* What is being asked
Retype the whole listing below, character for character.

──────── Input

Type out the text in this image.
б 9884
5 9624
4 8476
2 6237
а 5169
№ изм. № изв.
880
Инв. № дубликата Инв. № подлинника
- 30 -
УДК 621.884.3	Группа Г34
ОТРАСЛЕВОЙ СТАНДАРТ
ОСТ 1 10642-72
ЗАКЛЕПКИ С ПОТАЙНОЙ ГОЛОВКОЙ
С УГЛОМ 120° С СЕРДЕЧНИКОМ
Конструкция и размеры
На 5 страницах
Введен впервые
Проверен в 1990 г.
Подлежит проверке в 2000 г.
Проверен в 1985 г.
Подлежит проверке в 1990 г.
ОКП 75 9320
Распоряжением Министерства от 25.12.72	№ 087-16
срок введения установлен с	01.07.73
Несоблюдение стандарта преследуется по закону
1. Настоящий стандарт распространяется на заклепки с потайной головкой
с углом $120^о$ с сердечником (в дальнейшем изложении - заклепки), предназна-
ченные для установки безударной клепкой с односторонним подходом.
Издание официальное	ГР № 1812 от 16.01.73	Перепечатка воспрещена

────────────────

* Correct result
Type out the text in this image.
б 9884
5 9624
4 8476
2 6237
а 5169
№ изм. № изв.
880
Инв. № дубликата Инв. № подлинника
- 30 -
УДК 621.884.3	Группа Г34
ОТРАСЛЕВОЙ СТАНДАРТ
ОСТ 1 10642-72
ЗАКЛЕПКИ С ПОТАЙНОЙ ГОЛОВКОЙ
С УГЛОМ 120° С СЕРДЕЧНИКОМ
Конструкция и размеры
На 5 страницах
Введен впервые
Проверен в 1990 г.
Подлежит проверке в 2000 г.
Проверен в 1985 г.
Подлежит проверке в 1990 г.
ОКП 75 9320
Распоряжением Министерства от 25.12.72	№ 087-16
срок введения установлен с	01.07.73
Несоблюдение стандарта преследуется по закону
1. Настоящий стандарт распространяется на заклепки с потайной головкой
с углом $120^о$ с сердечником (в дальнейшем изложении - заклепки), предназна-
ченные для установки безударной клепкой с односторонним подходом.
Издание официальное	ГР № 1812 от 16.01.73	Перепечатка воспрещена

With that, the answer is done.